§ Your goal: Reproduce the bigdata architecture passage word for word, from "The bigdata SOA" up to and including "executing distributed jobs.".

§ Document section:
** Begin **
A deployment is made up of a transaction service, a load balancer service, and a metadata service (with failover redundancy) and many data service instances. bigdata can provide data redundancy internally (by pipelining writes bound for a partition across primary, secondary, ... data service instances for that partition) or it can be deployed over NAS/SAN. bigdata itself is 100% Java and requires a JDK 1.6. There are additional dependencies for the installer (un*x) and for collecting performance counters from the OS (sysstat).

Architecture

The bigdata SOA defines three essential services and some additional services. The essential services are the metadata service (provides a locator service for index partitions on data services), the data service (provides read, write, and concurrency control for index partitions), and the transaction service (provides consistent timestamps for commits, facilitates the release of data associated with older commit points, read locks, and transactions). Full transactions are NOT required, so you can use bigdata as a scale-out row store. The load balancer service guides the dynamic redistribution of data across a bigdata federation. There are also client services, which are containers for executing distributed jobs.

While other service fabric architectures are contemplated, bigdata services today use JINI 2. to advertise themselves and do service discovery. This means that you must be running a JINI registrar in order for services to be able to register themselves or discover other services. The JINI integration is bundled and installed automatically by default.

Zookeeper handles master election, configuration management and global synchronous locks. Zookeeper was developed by Yahoo! as a distributed lock and configuration management service and is now an Apache subproject (part of Hadoop). Among other things, it gets master election protocols right. Zookeeper is bundled and installed automatically by default.

The main building blocks for the bigdata architecture are the journal (both an append-only persistence store and a recently introduced read/write store with the ability to recycle historical commit points), the mutable B+Tree (used to absorb writes), and the read-optimized immutable B+Tree (aka the index segment). Highly efficient bulk index builds are used to transfer data absorbed by a mutable B+Tree on a journal into index segment files. Each for index segment contains data for a single partition of a scale-out index. In order to read from an index partition, a consistent view is created by dynamically fusing data for that index partition, including any recent writes on the current journal, any historical writes that are in the process of being transferred onto index segments, and any historical index segments that also contain data for that view. Periodically, index segments are merged together, at which point deleted tuples are purged from the view.

Bigdata periodically releases data associated with older commit points, freeing up disk resources. The transaction service is configured with a minimum release age in milliseconds. This can be ZERO (0L) milliseconds, in which case historical views may be released if there are no read locks for that commit point. The minimum release age can also be hours or days if you want to keep historical states around for a while. When a data service overflows, it will consult the transaction service to determine the effective release time and release any old journals or index segments no longer required to maintain views GT that release time.

An immortal or temporal database can be realized by specifying Long#MAX_VALUE for the minimum release age. In this case, the old journals and index segments will all be retained and you can query any historical commit point of the database at any time.
** End **
§ Given material:
** Begin **
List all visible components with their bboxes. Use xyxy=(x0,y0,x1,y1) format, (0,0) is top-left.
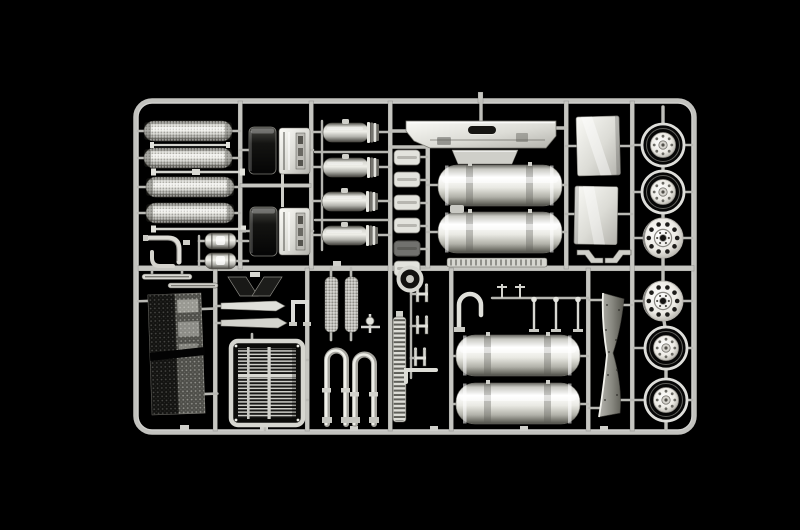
vignette-overlay xyxy=(0,0,800,530)
model-kit-sprue-photo xyxy=(0,0,800,530)
photo-stage xyxy=(0,0,800,530)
** End **
§ Task output:
The bigdata SOA defines three essential services and some additional services. The essential services are the metadata service (provides a locator service for index partitions on data services), the data service (provides read, write, and concurrency control for index partitions), and the transaction service (provides consistent timestamps for commits, facilitates the release of data associated with older commit points, read locks, and transactions). Full transactions are NOT required, so you can use bigdata as a scale-out row store. The load balancer service guides the dynamic redistribution of data across a bigdata federation. There are also client services, which are containers for executing distributed jobs.